[Instruction]
State how many lines of the records contain the string "生产队队长". Give the number alone.

[Records for the exercise]
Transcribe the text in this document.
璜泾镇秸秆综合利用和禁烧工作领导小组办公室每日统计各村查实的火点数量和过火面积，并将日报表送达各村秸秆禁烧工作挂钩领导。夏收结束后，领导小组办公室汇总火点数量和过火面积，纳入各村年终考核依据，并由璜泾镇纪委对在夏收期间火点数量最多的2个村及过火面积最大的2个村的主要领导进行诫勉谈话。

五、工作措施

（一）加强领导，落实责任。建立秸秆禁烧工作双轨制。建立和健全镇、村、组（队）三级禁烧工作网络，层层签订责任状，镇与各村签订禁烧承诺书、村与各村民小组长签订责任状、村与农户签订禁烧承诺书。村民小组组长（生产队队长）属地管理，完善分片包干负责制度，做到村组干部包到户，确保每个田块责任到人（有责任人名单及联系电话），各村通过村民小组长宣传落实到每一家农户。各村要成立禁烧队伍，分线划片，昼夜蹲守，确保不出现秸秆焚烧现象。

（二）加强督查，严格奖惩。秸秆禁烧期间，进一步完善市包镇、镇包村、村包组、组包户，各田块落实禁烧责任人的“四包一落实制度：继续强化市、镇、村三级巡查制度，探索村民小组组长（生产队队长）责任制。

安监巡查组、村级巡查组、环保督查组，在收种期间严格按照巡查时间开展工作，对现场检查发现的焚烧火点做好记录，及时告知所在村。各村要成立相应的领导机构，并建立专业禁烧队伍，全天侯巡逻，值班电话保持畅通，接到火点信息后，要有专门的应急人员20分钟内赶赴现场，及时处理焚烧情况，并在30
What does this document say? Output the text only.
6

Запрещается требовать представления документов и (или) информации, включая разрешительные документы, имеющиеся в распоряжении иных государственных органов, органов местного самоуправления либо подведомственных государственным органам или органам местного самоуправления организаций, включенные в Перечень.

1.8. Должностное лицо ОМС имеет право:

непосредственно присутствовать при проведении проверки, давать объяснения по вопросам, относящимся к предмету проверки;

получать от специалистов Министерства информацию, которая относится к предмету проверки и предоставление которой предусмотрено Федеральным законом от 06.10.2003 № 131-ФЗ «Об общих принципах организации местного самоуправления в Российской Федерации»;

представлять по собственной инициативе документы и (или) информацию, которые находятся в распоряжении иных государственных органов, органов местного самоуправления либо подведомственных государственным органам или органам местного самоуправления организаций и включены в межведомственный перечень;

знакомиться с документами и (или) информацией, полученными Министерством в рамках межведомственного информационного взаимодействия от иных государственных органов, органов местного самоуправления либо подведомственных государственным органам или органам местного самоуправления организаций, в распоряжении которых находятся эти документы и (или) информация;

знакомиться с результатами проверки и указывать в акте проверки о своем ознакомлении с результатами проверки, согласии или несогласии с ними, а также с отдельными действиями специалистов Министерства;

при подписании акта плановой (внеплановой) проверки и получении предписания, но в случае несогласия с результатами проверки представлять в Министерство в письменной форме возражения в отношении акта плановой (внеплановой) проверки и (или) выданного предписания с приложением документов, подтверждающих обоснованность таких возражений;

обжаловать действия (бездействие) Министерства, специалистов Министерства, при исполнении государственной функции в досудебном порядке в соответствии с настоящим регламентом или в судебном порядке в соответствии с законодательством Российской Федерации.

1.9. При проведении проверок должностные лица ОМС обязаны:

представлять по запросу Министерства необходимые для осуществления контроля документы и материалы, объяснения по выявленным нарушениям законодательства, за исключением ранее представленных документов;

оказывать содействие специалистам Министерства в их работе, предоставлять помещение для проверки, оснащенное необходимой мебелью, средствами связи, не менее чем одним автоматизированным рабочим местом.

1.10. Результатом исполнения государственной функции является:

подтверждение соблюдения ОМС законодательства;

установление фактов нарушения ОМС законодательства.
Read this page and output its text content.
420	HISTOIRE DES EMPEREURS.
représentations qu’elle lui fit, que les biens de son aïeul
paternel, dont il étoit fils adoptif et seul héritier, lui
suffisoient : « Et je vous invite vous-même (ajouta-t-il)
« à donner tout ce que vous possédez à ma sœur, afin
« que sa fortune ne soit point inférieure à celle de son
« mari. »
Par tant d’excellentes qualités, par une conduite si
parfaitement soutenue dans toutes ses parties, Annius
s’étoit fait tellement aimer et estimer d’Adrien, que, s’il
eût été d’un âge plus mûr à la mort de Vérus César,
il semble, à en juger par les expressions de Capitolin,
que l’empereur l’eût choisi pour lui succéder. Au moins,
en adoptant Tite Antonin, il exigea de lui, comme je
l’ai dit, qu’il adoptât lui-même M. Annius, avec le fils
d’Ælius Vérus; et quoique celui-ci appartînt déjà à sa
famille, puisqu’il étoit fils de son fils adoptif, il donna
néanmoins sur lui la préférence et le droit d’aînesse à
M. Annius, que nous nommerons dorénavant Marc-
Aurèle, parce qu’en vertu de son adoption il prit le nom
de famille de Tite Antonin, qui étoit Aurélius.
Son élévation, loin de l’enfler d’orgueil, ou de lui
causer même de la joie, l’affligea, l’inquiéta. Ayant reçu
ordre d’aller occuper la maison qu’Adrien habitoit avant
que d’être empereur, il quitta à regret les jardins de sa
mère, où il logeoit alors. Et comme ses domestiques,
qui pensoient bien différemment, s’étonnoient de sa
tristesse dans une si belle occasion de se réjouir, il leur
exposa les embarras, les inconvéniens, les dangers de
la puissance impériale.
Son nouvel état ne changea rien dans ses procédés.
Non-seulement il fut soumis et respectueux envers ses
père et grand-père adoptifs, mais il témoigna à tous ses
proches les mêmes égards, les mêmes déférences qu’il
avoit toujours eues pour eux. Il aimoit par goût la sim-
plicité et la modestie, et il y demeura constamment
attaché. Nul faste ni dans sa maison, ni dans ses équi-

[Task solution]
2